━━━ GIVEN DATA
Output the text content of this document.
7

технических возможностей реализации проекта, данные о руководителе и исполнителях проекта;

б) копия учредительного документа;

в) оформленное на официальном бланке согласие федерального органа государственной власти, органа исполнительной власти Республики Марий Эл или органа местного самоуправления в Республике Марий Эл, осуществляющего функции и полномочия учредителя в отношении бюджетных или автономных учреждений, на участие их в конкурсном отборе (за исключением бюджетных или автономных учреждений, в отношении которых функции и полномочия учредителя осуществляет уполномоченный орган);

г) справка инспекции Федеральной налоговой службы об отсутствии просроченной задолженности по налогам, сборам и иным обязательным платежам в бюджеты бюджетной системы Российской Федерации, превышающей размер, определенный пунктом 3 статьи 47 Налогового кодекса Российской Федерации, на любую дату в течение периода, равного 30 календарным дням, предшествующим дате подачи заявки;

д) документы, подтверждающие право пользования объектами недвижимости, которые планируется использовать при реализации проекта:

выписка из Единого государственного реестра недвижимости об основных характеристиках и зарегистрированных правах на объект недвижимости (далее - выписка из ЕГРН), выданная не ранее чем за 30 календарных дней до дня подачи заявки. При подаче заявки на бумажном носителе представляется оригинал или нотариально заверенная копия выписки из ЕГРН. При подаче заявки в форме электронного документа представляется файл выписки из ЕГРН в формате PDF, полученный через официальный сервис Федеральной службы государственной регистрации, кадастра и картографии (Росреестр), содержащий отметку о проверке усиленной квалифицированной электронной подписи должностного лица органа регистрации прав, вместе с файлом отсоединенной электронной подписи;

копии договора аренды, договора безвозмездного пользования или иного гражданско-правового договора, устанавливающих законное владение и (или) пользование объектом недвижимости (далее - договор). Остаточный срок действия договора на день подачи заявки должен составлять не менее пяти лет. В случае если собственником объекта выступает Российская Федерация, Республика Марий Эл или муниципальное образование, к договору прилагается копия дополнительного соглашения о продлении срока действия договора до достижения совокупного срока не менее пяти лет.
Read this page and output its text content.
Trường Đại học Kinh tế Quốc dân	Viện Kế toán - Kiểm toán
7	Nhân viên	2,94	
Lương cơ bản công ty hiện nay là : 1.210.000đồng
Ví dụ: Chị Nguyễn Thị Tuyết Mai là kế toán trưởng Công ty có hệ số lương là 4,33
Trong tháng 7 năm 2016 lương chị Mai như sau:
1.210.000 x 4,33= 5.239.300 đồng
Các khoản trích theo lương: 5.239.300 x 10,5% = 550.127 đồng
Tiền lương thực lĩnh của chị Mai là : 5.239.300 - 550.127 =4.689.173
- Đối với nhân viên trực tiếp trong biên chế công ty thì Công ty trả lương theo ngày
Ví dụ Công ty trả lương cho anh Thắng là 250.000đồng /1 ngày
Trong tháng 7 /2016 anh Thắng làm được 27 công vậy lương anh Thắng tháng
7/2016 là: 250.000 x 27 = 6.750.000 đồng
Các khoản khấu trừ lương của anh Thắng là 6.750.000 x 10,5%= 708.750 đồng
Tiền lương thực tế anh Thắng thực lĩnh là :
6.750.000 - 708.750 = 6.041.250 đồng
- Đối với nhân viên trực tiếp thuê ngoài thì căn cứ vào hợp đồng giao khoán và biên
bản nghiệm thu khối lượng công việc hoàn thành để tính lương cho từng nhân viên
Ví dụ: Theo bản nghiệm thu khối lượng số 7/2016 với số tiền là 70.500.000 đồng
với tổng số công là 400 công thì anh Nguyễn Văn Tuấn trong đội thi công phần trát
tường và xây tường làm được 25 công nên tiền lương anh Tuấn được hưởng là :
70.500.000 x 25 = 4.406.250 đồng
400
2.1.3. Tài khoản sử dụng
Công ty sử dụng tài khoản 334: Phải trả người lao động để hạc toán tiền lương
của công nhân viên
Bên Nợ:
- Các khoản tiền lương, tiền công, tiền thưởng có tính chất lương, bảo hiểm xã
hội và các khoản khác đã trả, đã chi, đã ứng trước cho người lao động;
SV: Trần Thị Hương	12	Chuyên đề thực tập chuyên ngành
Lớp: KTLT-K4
━━━━━━
- **YOUR OBJECTIVE**
In the material above, show every line where the word "động" turns up.

- **COMPLETED EXERCISE**
Công ty sử dụng tài khoản 334: Phải trả người lao động để hạc toán tiền lương
hội và các khoản khác đã trả, đã chi, đã ứng trước cho người lao động;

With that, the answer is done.